---------- Provided material

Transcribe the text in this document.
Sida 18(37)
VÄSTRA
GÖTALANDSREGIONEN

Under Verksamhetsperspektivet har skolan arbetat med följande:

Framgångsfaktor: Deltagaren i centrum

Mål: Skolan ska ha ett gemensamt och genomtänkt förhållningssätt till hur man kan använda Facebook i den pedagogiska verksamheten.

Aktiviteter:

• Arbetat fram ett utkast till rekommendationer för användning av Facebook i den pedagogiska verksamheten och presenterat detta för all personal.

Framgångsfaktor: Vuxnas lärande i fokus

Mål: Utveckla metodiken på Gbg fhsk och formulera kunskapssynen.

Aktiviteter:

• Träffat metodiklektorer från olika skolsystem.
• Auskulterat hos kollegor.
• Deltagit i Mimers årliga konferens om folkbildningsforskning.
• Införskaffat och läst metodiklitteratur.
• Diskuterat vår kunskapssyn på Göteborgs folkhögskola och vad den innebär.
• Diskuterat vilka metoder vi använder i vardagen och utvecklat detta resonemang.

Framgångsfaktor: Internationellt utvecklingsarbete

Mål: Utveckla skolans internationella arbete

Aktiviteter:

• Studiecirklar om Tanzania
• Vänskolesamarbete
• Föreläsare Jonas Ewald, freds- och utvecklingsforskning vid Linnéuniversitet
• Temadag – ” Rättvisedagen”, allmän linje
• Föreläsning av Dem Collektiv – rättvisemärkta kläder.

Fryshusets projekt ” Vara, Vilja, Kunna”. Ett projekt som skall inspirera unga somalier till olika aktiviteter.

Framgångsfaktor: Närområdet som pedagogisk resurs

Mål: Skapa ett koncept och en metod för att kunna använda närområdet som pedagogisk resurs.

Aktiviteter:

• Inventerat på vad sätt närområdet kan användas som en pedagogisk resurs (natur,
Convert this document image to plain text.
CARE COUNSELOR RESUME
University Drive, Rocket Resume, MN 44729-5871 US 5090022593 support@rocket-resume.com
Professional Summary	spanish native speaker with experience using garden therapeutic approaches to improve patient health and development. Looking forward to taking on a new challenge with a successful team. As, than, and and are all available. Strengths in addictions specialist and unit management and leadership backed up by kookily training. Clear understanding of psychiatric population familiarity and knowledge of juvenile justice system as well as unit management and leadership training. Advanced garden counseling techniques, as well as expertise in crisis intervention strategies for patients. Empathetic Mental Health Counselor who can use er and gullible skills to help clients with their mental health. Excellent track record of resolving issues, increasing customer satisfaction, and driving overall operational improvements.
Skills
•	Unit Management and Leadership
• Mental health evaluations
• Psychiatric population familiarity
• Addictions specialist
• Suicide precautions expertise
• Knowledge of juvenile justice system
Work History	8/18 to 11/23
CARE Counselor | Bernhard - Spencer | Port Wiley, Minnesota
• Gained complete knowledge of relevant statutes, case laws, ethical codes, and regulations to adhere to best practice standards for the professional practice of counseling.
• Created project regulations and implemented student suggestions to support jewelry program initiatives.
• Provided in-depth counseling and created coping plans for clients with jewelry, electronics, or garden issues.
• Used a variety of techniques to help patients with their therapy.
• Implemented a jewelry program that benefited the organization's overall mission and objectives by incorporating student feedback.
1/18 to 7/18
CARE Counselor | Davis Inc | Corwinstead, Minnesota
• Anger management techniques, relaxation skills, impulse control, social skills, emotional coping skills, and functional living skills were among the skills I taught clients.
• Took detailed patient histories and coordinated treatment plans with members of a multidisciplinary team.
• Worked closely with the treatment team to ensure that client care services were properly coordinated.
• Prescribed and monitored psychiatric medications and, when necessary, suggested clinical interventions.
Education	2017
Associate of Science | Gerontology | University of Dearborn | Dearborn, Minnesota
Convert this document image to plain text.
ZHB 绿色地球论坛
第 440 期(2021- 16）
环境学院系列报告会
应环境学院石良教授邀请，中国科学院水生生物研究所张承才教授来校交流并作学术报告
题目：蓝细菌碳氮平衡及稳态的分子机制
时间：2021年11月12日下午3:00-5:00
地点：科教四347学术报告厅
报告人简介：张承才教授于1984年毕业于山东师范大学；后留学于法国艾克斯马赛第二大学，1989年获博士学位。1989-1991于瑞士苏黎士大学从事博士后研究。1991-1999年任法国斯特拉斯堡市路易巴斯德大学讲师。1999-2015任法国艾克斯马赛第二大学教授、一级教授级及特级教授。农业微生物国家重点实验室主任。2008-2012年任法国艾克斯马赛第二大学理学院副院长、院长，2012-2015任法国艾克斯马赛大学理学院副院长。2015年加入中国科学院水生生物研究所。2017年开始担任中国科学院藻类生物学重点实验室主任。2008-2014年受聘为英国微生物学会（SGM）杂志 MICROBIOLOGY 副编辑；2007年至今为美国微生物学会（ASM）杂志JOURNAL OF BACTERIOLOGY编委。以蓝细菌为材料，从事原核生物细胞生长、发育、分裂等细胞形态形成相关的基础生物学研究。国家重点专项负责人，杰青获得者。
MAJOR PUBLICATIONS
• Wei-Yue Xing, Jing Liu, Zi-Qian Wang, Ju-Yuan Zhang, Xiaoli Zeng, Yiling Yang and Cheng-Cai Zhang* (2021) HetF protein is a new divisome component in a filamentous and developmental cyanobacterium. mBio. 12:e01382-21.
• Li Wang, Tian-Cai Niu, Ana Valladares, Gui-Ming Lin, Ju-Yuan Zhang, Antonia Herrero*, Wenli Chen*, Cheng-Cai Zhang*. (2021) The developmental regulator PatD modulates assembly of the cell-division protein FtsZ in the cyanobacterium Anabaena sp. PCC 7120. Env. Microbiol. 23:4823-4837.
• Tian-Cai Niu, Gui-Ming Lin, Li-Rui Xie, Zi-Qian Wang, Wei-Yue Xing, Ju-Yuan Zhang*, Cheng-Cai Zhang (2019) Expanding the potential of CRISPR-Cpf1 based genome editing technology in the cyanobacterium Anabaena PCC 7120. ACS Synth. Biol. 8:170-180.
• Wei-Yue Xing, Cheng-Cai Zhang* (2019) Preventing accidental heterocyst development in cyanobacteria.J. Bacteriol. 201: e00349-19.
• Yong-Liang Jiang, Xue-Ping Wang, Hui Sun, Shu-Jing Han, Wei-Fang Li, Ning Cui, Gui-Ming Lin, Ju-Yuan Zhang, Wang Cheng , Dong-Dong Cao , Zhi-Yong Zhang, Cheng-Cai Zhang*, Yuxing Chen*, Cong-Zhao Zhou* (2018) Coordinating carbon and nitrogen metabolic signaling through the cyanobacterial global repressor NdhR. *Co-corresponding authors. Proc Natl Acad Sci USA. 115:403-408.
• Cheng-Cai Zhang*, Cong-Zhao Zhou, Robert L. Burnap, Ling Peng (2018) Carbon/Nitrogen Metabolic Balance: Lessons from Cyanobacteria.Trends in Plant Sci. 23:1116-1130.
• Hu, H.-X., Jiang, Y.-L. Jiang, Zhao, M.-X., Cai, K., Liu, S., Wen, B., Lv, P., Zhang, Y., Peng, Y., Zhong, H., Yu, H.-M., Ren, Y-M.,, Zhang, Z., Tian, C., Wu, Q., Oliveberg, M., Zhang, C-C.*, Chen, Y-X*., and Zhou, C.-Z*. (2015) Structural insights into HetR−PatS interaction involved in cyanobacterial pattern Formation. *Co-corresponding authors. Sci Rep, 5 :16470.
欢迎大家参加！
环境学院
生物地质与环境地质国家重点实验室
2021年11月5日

--------------------

[Required action]
Please copy each line of the entries in which the word "verksamheten" shows up.

[Result of this task]
Mål: Skolan ska ha ett gemensamt och genomtänkt förhållningssätt till hur man kan använda Facebook i den pedagogiska verksamheten.
• Arbetat fram ett utkast till rekommendationer för användning av Facebook i den pedagogiska verksamheten och presenterat detta för all personal.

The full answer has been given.